===== INFORMATION PROVIDED

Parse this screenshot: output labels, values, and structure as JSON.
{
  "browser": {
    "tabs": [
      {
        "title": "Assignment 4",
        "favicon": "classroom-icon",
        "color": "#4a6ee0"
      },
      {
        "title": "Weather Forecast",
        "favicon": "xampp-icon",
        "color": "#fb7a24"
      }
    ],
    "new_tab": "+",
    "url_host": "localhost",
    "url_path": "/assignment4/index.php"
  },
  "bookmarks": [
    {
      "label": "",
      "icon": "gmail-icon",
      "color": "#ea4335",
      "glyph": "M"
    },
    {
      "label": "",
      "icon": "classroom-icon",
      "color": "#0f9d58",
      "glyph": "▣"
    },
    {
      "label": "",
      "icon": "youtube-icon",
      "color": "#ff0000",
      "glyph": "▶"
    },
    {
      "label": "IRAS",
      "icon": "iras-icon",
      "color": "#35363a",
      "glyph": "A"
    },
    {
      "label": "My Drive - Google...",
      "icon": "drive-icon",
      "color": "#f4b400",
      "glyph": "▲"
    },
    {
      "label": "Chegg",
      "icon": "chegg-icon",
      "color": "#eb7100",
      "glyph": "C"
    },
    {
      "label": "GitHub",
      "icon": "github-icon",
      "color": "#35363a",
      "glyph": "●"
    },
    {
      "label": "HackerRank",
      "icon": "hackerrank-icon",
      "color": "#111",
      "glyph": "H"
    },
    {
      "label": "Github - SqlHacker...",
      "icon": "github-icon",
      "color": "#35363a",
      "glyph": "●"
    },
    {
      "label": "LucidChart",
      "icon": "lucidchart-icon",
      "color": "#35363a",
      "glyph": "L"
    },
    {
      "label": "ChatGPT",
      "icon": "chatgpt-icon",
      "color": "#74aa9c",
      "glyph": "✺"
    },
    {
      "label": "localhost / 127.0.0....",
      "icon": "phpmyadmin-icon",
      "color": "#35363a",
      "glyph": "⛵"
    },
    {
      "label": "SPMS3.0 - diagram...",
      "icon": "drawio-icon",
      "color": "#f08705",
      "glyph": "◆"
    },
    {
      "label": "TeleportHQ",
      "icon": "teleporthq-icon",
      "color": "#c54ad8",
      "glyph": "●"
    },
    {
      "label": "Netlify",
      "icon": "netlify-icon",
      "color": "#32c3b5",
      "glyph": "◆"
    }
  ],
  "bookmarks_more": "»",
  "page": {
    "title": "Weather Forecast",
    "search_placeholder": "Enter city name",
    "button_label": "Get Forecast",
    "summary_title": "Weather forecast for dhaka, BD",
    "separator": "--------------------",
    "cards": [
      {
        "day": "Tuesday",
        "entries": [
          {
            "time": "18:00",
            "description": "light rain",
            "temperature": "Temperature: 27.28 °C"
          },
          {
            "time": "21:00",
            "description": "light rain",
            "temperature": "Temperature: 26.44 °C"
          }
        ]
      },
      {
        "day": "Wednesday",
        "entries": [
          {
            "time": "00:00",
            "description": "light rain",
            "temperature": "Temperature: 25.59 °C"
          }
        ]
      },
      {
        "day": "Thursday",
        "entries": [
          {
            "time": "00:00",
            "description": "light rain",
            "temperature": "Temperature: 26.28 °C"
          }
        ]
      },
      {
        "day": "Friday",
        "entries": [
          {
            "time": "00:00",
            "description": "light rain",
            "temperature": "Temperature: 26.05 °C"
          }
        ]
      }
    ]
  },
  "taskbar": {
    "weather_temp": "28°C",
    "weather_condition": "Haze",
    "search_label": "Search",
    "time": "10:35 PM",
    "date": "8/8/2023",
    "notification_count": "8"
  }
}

==========

State how many lines of the listing include the word "localhost". Reply with the number alone.

2